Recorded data
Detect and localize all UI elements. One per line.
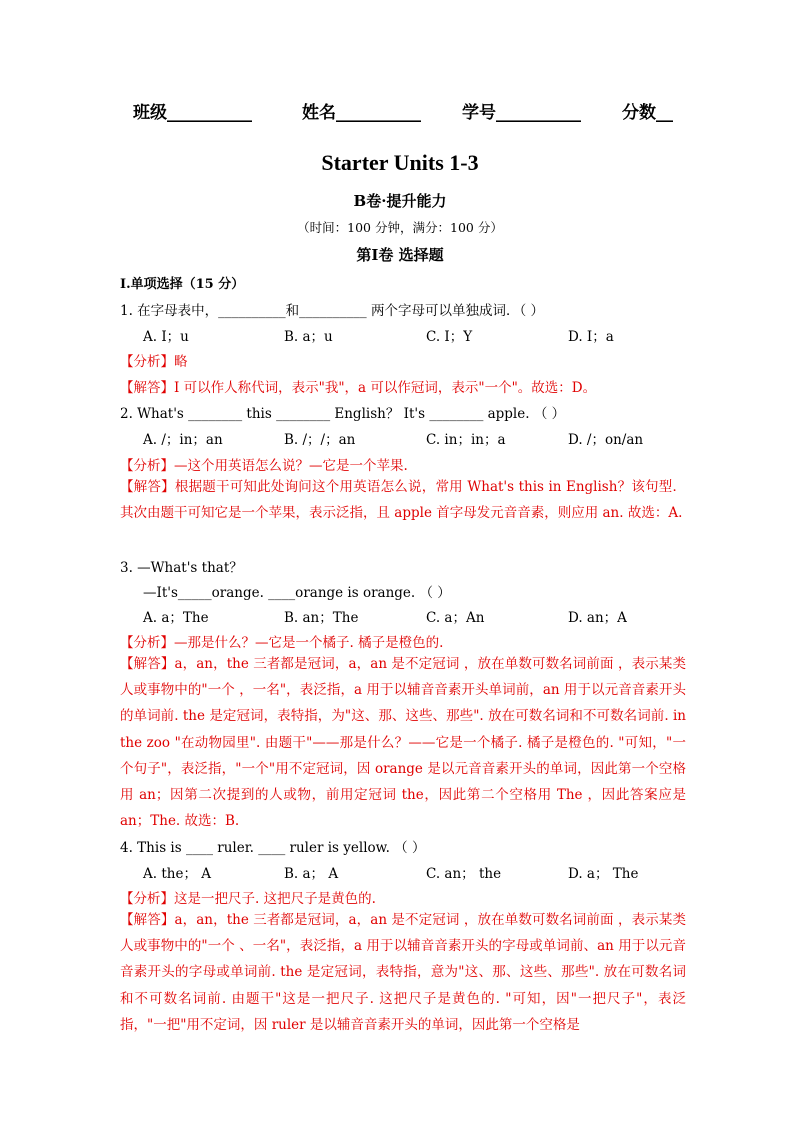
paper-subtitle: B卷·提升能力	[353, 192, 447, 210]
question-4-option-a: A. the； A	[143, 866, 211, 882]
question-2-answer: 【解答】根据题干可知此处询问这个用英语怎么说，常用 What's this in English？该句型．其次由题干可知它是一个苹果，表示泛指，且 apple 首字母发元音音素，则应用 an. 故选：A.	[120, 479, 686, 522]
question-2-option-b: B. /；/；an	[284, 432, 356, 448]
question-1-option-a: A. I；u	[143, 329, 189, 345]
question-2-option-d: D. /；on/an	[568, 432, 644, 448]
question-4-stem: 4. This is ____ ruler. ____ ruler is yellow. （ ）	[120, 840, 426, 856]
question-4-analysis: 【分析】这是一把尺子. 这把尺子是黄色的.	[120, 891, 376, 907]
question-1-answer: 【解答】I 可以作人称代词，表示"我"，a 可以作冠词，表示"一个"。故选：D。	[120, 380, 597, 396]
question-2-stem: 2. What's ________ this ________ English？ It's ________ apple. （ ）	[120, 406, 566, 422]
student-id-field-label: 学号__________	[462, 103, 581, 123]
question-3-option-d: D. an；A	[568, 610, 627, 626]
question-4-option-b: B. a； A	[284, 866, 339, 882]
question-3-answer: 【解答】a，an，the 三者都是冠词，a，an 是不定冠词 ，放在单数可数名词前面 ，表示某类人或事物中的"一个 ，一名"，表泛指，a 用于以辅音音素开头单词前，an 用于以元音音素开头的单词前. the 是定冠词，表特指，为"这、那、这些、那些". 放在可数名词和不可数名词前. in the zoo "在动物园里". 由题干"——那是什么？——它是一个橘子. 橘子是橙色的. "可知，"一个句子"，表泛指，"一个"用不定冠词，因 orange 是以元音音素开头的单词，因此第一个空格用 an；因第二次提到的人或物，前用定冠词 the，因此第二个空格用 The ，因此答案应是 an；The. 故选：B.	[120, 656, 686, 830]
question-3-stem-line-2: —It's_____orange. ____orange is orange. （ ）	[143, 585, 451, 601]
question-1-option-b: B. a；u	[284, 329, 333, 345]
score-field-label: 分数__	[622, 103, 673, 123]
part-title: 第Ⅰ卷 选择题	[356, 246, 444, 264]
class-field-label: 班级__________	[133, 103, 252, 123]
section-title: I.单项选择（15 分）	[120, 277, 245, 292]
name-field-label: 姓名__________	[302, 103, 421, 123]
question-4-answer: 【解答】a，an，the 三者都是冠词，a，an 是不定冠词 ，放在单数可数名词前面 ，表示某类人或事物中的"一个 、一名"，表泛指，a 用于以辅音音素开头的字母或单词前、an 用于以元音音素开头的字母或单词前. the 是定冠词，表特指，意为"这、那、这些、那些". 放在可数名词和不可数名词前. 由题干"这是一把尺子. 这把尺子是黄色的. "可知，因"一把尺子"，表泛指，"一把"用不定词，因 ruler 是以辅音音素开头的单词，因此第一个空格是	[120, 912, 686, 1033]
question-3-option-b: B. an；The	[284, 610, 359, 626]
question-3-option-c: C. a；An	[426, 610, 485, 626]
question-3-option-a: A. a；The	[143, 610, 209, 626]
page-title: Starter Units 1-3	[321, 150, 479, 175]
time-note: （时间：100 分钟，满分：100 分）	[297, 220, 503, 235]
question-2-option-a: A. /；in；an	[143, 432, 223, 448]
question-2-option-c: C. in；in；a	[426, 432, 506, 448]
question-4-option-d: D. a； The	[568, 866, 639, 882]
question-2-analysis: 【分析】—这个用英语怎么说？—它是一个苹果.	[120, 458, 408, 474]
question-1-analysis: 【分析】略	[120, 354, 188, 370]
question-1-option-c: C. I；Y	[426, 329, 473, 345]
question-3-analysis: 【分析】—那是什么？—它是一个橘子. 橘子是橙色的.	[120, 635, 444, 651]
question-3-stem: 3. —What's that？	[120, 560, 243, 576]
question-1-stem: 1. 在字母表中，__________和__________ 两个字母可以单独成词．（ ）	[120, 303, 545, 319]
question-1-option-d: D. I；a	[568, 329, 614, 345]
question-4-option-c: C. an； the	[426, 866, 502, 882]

Your objective: Copy the lines of the material word for word, beginning with the line that contains "192, 447, 210]" and ending with the line that contains "question-4-option-b: B. a；", including both of those lines.

Expected output:
paper-subtitle: B卷·提升能力	[353, 192, 447, 210]
question-4-option-a: A. the； A	[143, 866, 211, 882]
question-2-answer: 【解答】根据题干可知此处询问这个用英语怎么说，常用 What's this in English？该句型．其次由题干可知它是一个苹果，表示泛指，且 apple 首字母发元音音素，则应用 an. 故选：A.	[120, 479, 686, 522]
question-2-option-b: B. /；/；an	[284, 432, 356, 448]
question-1-option-a: A. I；u	[143, 329, 189, 345]
question-2-option-d: D. /；on/an	[568, 432, 644, 448]
question-4-stem: 4. This is ____ ruler. ____ ruler is yellow. （ ）	[120, 840, 426, 856]
question-4-analysis: 【分析】这是一把尺子. 这把尺子是黄色的.	[120, 891, 376, 907]
question-1-answer: 【解答】I 可以作人称代词，表示"我"，a 可以作冠词，表示"一个"。故选：D。	[120, 380, 597, 396]
question-2-stem: 2. What's ________ this ________ English？ It's ________ apple. （ ）	[120, 406, 566, 422]
student-id-field-label: 学号__________	[462, 103, 581, 123]
question-3-option-d: D. an；A	[568, 610, 627, 626]
question-4-option-b: B. a； A	[284, 866, 339, 882]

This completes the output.